» Problem details
Scan the entries below for the word "Archibald". Copy each line that has it.

» Input material
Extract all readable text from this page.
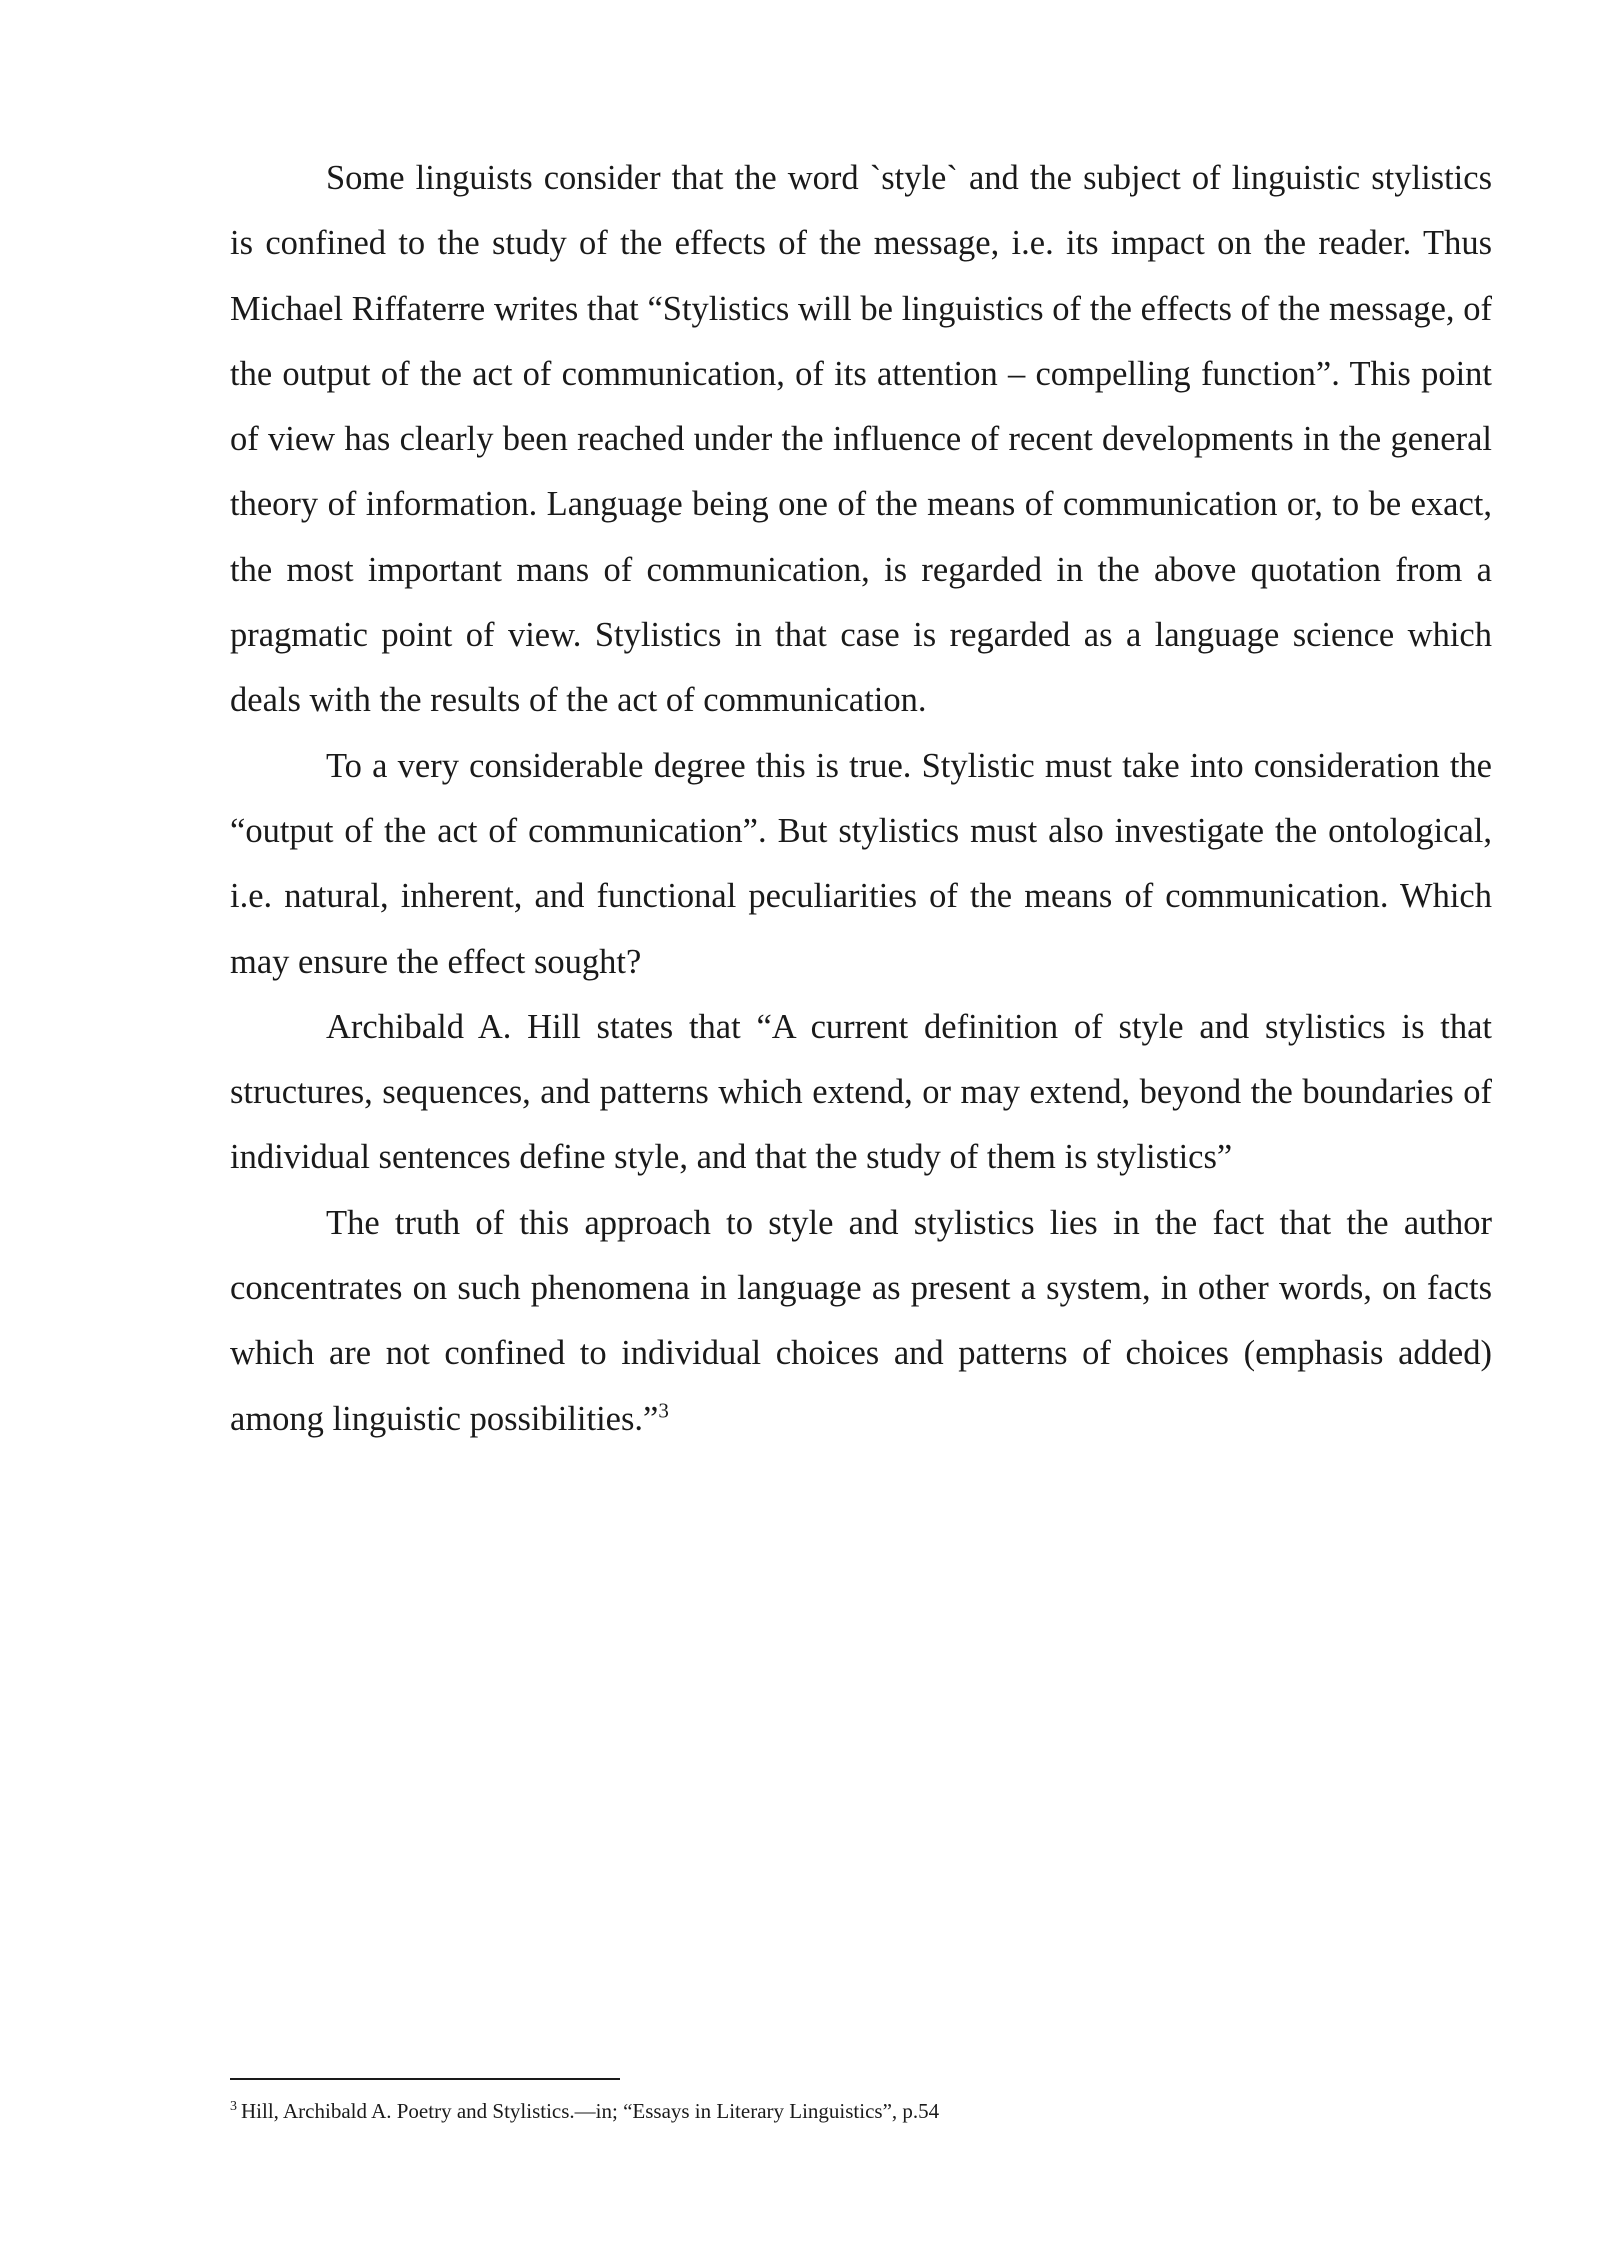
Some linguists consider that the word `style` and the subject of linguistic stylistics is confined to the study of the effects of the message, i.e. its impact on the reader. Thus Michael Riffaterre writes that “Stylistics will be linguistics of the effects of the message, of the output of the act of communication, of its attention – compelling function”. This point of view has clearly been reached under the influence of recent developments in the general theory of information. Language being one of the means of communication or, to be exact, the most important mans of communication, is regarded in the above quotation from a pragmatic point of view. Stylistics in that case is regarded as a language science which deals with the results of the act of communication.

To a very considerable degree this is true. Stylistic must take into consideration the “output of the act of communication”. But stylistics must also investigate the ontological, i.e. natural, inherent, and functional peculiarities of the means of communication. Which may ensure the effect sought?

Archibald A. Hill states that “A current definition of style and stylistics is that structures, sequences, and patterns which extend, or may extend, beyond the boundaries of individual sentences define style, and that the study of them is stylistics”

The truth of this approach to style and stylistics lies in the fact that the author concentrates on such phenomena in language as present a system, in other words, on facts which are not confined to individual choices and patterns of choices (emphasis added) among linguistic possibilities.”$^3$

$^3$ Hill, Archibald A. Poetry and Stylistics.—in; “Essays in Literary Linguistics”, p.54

---

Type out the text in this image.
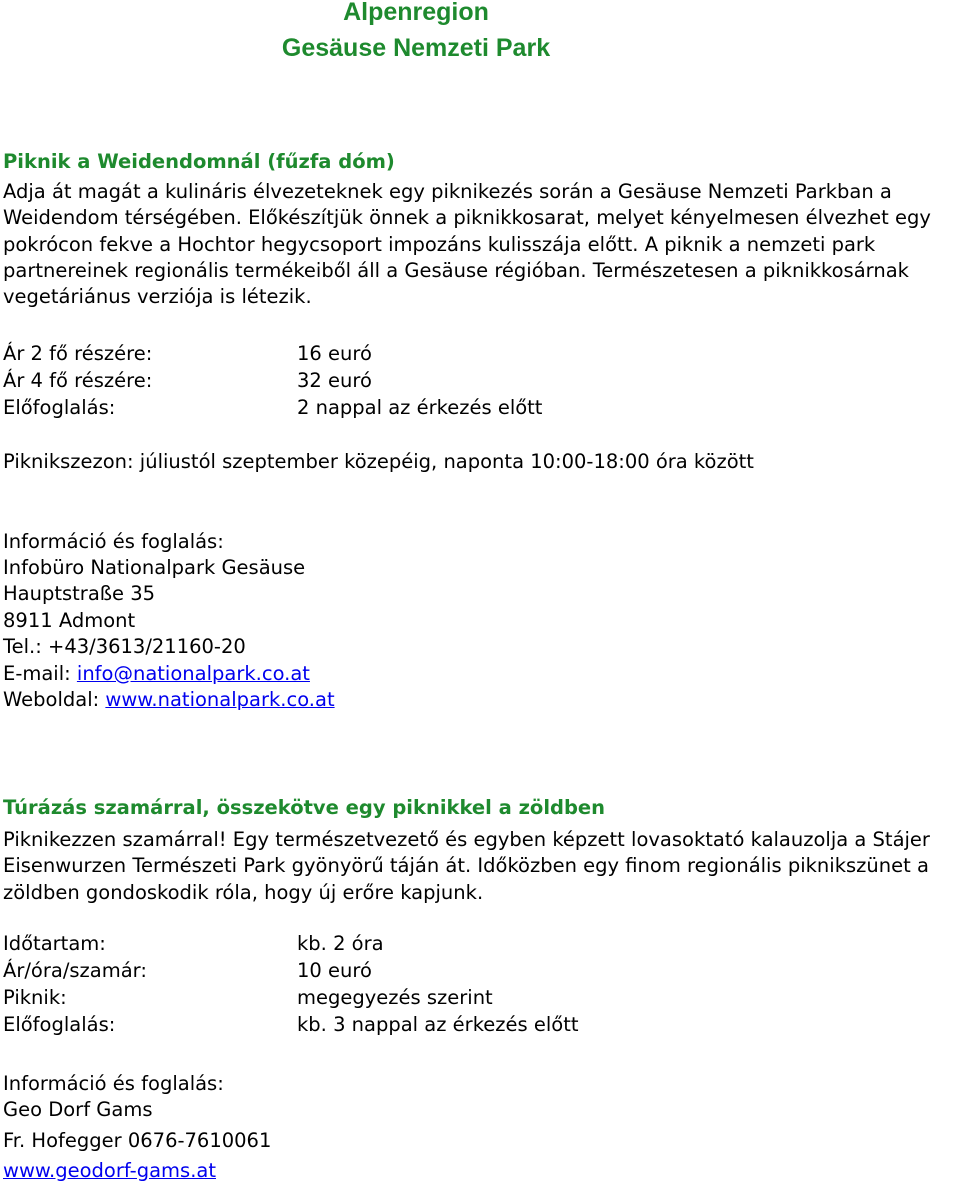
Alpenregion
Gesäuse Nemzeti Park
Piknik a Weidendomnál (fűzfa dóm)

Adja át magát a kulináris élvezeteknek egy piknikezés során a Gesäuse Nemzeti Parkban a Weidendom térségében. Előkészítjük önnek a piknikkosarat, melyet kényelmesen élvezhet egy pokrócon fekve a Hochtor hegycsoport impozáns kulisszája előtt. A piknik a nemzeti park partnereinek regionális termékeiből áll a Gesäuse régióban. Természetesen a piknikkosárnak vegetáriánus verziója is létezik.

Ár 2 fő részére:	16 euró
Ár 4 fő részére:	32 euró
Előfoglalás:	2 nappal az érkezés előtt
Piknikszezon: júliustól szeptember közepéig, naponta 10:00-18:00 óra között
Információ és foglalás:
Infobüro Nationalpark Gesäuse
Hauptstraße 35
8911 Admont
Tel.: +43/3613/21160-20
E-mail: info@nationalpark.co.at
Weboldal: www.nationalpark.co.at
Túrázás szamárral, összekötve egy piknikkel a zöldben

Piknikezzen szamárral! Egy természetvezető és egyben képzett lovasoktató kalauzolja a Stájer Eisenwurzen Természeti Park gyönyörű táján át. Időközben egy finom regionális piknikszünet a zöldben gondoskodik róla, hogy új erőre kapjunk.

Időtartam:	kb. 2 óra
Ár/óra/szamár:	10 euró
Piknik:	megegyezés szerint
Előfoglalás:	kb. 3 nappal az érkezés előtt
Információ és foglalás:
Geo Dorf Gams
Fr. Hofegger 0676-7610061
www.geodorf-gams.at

==

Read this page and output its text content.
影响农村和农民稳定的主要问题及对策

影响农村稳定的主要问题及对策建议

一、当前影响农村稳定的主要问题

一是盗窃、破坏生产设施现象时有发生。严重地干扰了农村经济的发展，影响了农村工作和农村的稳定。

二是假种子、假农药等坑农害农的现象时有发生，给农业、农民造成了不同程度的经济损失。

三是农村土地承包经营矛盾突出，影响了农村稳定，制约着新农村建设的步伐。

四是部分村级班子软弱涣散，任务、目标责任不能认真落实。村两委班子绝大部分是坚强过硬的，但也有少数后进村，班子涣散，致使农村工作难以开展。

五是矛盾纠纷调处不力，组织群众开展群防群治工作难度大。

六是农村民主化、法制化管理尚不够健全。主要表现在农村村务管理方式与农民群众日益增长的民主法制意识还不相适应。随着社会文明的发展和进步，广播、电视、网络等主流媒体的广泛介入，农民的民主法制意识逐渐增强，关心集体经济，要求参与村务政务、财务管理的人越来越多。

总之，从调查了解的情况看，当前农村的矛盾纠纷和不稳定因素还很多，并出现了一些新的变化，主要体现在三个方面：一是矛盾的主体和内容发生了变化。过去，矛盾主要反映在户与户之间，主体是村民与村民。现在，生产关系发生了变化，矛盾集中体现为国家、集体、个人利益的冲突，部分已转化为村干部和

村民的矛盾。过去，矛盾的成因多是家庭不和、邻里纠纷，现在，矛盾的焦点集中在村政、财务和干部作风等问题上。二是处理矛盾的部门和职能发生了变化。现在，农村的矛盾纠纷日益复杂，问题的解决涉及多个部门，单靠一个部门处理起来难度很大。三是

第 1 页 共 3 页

» Full answer
Archibald A. Hill states that “A current definition of style and stylistics is that structures, sequences, and patterns which extend, or may extend, beyond the boundaries of individual sentences define style, and that the study of them is stylistics”
$^3$ Hill, Archibald A. Poetry and Stylistics.—in; “Essays in Literary Linguistics”, p.54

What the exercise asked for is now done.